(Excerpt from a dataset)

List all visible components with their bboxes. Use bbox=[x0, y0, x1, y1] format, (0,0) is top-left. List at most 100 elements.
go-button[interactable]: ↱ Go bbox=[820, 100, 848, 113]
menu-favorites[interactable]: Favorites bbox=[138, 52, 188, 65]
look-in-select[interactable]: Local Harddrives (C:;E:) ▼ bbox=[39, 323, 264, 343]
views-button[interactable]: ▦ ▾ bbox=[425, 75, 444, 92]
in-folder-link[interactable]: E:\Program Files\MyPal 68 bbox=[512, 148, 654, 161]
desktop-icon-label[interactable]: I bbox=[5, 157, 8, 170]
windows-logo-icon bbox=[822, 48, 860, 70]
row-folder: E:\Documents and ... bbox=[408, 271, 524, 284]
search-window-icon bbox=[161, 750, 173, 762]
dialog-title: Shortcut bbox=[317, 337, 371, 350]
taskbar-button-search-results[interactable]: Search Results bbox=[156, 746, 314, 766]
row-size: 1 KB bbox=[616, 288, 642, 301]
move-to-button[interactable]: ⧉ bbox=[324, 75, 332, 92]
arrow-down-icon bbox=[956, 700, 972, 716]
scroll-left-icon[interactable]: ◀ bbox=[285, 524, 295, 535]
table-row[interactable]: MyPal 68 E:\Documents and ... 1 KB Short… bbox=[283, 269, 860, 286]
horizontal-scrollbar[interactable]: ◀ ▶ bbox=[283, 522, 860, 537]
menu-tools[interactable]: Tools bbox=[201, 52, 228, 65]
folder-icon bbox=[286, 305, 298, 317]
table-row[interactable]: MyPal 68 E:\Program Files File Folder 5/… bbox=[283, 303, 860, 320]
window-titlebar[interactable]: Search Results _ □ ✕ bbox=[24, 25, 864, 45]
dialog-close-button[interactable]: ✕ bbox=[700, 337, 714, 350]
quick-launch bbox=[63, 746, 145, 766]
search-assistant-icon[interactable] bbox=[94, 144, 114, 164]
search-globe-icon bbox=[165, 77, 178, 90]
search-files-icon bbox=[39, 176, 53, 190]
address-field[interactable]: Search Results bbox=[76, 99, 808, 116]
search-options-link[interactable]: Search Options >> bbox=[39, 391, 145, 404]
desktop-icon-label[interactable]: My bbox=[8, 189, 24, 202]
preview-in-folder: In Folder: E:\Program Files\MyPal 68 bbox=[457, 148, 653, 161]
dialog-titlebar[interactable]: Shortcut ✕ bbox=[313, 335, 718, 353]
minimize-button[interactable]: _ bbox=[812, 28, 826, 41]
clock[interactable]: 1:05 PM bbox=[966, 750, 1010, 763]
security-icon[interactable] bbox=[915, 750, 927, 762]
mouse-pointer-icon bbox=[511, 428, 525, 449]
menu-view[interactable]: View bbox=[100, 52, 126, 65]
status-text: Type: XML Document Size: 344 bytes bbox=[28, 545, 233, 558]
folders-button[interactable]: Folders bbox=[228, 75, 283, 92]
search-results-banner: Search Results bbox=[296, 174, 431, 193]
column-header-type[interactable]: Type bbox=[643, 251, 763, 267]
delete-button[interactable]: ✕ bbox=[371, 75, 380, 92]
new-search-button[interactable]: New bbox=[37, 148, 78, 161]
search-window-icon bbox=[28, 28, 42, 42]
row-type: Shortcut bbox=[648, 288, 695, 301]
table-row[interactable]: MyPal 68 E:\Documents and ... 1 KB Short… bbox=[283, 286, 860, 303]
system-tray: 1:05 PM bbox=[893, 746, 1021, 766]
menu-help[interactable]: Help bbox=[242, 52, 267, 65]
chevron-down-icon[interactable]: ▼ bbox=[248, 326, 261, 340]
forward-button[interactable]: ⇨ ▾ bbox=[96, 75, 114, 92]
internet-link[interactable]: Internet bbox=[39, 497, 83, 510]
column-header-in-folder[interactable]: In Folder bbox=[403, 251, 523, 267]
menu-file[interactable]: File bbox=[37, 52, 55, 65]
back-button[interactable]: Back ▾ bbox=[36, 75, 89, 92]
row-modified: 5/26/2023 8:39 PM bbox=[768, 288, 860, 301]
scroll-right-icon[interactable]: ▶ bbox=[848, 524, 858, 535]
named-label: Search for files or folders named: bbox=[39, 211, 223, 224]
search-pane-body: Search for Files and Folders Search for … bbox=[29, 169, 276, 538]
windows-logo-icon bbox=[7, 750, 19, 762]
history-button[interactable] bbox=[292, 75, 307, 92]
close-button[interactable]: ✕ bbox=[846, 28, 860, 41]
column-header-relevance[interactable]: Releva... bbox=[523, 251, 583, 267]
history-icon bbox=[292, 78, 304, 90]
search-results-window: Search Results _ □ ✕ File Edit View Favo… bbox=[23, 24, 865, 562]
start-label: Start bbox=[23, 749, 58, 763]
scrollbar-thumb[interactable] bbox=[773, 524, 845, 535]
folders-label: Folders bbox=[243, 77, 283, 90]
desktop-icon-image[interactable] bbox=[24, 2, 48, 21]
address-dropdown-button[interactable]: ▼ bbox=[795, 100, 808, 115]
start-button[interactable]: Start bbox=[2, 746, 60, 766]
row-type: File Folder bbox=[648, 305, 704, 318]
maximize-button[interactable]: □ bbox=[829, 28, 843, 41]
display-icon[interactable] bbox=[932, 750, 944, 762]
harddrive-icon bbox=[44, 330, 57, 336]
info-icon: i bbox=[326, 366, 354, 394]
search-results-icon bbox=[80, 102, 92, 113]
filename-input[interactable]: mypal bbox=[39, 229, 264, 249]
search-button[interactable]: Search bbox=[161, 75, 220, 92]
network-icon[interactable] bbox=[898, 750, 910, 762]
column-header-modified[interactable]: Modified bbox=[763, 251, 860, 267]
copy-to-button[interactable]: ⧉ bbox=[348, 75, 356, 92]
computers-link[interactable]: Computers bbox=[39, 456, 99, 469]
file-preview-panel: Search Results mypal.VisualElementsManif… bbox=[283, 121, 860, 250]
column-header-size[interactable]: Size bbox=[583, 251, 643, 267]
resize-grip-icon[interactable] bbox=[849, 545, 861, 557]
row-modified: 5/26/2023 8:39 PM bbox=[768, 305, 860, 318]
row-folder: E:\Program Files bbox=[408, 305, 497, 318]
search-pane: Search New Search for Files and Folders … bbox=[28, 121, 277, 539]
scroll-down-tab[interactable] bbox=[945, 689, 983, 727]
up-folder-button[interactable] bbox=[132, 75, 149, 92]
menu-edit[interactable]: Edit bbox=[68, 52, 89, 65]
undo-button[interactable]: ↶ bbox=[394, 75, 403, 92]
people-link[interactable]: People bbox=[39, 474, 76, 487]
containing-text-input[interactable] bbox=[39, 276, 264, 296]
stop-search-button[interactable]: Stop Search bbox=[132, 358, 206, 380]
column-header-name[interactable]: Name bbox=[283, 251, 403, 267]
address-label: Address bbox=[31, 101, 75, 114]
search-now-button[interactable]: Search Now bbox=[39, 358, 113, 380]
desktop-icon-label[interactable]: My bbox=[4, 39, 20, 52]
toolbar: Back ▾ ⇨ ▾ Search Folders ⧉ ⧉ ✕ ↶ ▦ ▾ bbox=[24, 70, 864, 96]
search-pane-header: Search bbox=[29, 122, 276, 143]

WHAT IS EXPECTED
Can you copy out every line of the records above, character for character?

FULL SOLUTION
List all visible components with their bboxes. Use bbox=[x0, y0, x1, y1] format, (0,0) is top-left. List at most 100 elements.
go-button[interactable]: ↱ Go bbox=[820, 100, 848, 113]
menu-favorites[interactable]: Favorites bbox=[138, 52, 188, 65]
look-in-select[interactable]: Local Harddrives (C:;E:) ▼ bbox=[39, 323, 264, 343]
views-button[interactable]: ▦ ▾ bbox=[425, 75, 444, 92]
in-folder-link[interactable]: E:\Program Files\MyPal 68 bbox=[512, 148, 654, 161]
desktop-icon-label[interactable]: I bbox=[5, 157, 8, 170]
windows-logo-icon bbox=[822, 48, 860, 70]
row-folder: E:\Documents and ... bbox=[408, 271, 524, 284]
search-window-icon bbox=[161, 750, 173, 762]
dialog-title: Shortcut bbox=[317, 337, 371, 350]
taskbar-button-search-results[interactable]: Search Results bbox=[156, 746, 314, 766]
row-size: 1 KB bbox=[616, 288, 642, 301]
move-to-button[interactable]: ⧉ bbox=[324, 75, 332, 92]
arrow-down-icon bbox=[956, 700, 972, 716]
scroll-left-icon[interactable]: ◀ bbox=[285, 524, 295, 535]
table-row[interactable]: MyPal 68 E:\Documents and ... 1 KB Short… bbox=[283, 269, 860, 286]
horizontal-scrollbar[interactable]: ◀ ▶ bbox=[283, 522, 860, 537]
menu-tools[interactable]: Tools bbox=[201, 52, 228, 65]
folder-icon bbox=[286, 305, 298, 317]
table-row[interactable]: MyPal 68 E:\Program Files File Folder 5/… bbox=[283, 303, 860, 320]
window-titlebar[interactable]: Search Results _ □ ✕ bbox=[24, 25, 864, 45]
dialog-close-button[interactable]: ✕ bbox=[700, 337, 714, 350]
quick-launch bbox=[63, 746, 145, 766]
search-assistant-icon[interactable] bbox=[94, 144, 114, 164]
search-globe-icon bbox=[165, 77, 178, 90]
search-files-icon bbox=[39, 176, 53, 190]
address-field[interactable]: Search Results bbox=[76, 99, 808, 116]
search-options-link[interactable]: Search Options >> bbox=[39, 391, 145, 404]
desktop-icon-label[interactable]: My bbox=[8, 189, 24, 202]
preview-in-folder: In Folder: E:\Program Files\MyPal 68 bbox=[457, 148, 653, 161]
dialog-titlebar[interactable]: Shortcut ✕ bbox=[313, 335, 718, 353]
minimize-button[interactable]: _ bbox=[812, 28, 826, 41]
clock[interactable]: 1:05 PM bbox=[966, 750, 1010, 763]
security-icon[interactable] bbox=[915, 750, 927, 762]
mouse-pointer-icon bbox=[511, 428, 525, 449]
menu-view[interactable]: View bbox=[100, 52, 126, 65]
status-text: Type: XML Document Size: 344 bytes bbox=[28, 545, 233, 558]
folders-button[interactable]: Folders bbox=[228, 75, 283, 92]
search-results-banner: Search Results bbox=[296, 174, 431, 193]
column-header-type[interactable]: Type bbox=[643, 251, 763, 267]
delete-button[interactable]: ✕ bbox=[371, 75, 380, 92]
new-search-button[interactable]: New bbox=[37, 148, 78, 161]
search-window-icon bbox=[28, 28, 42, 42]
row-type: Shortcut bbox=[648, 288, 695, 301]
table-row[interactable]: MyPal 68 E:\Documents and ... 1 KB Short… bbox=[283, 286, 860, 303]
system-tray: 1:05 PM bbox=[893, 746, 1021, 766]
menu-help[interactable]: Help bbox=[242, 52, 267, 65]
chevron-down-icon[interactable]: ▼ bbox=[248, 326, 261, 340]
forward-button[interactable]: ⇨ ▾ bbox=[96, 75, 114, 92]
internet-link[interactable]: Internet bbox=[39, 497, 83, 510]
column-header-in-folder[interactable]: In Folder bbox=[403, 251, 523, 267]
menu-file[interactable]: File bbox=[37, 52, 55, 65]
back-button[interactable]: Back ▾ bbox=[36, 75, 89, 92]
row-modified: 5/26/2023 8:39 PM bbox=[768, 288, 860, 301]
scroll-right-icon[interactable]: ▶ bbox=[848, 524, 858, 535]
named-label: Search for files or folders named: bbox=[39, 211, 223, 224]
search-pane-body: Search for Files and Folders Search for … bbox=[29, 169, 276, 538]
windows-logo-icon bbox=[7, 750, 19, 762]
history-button[interactable] bbox=[292, 75, 307, 92]
close-button[interactable]: ✕ bbox=[846, 28, 860, 41]
column-header-relevance[interactable]: Releva... bbox=[523, 251, 583, 267]
history-icon bbox=[292, 78, 304, 90]
search-results-window: Search Results _ □ ✕ File Edit View Favo… bbox=[23, 24, 865, 562]
start-label: Start bbox=[23, 749, 58, 763]
scrollbar-thumb[interactable] bbox=[773, 524, 845, 535]
folders-label: Folders bbox=[243, 77, 283, 90]
desktop-icon-image[interactable] bbox=[24, 2, 48, 21]
address-dropdown-button[interactable]: ▼ bbox=[795, 100, 808, 115]
start-button[interactable]: Start bbox=[2, 746, 60, 766]
row-type: File Folder bbox=[648, 305, 704, 318]
maximize-button[interactable]: □ bbox=[829, 28, 843, 41]
display-icon[interactable] bbox=[932, 750, 944, 762]
harddrive-icon bbox=[44, 330, 57, 336]
info-icon: i bbox=[326, 366, 354, 394]
search-results-icon bbox=[80, 102, 92, 113]
filename-input[interactable]: mypal bbox=[39, 229, 264, 249]
search-button[interactable]: Search bbox=[161, 75, 220, 92]
network-icon[interactable] bbox=[898, 750, 910, 762]
column-header-modified[interactable]: Modified bbox=[763, 251, 860, 267]
copy-to-button[interactable]: ⧉ bbox=[348, 75, 356, 92]
computers-link[interactable]: Computers bbox=[39, 456, 99, 469]
file-preview-panel: Search Results mypal.VisualElementsManif… bbox=[283, 121, 860, 250]
column-header-size[interactable]: Size bbox=[583, 251, 643, 267]
resize-grip-icon[interactable] bbox=[849, 545, 861, 557]
row-modified: 5/26/2023 8:39 PM bbox=[768, 305, 860, 318]
row-folder: E:\Program Files bbox=[408, 305, 497, 318]
search-pane: Search New Search for Files and Folders … bbox=[28, 121, 277, 539]
scroll-down-tab[interactable] bbox=[945, 689, 983, 727]
up-folder-button[interactable] bbox=[132, 75, 149, 92]
menu-edit[interactable]: Edit bbox=[68, 52, 89, 65]
undo-button[interactable]: ↶ bbox=[394, 75, 403, 92]
people-link[interactable]: People bbox=[39, 474, 76, 487]
containing-text-input[interactable] bbox=[39, 276, 264, 296]
stop-search-button[interactable]: Stop Search bbox=[132, 358, 206, 380]
column-header-name[interactable]: Name bbox=[283, 251, 403, 267]
address-label: Address bbox=[31, 101, 75, 114]
search-now-button[interactable]: Search Now bbox=[39, 358, 113, 380]
desktop-icon-label[interactable]: My bbox=[4, 39, 20, 52]
toolbar: Back ▾ ⇨ ▾ Search Folders ⧉ ⧉ ✕ ↶ ▦ ▾ bbox=[24, 70, 864, 96]
search-pane-header: Search bbox=[29, 122, 276, 143]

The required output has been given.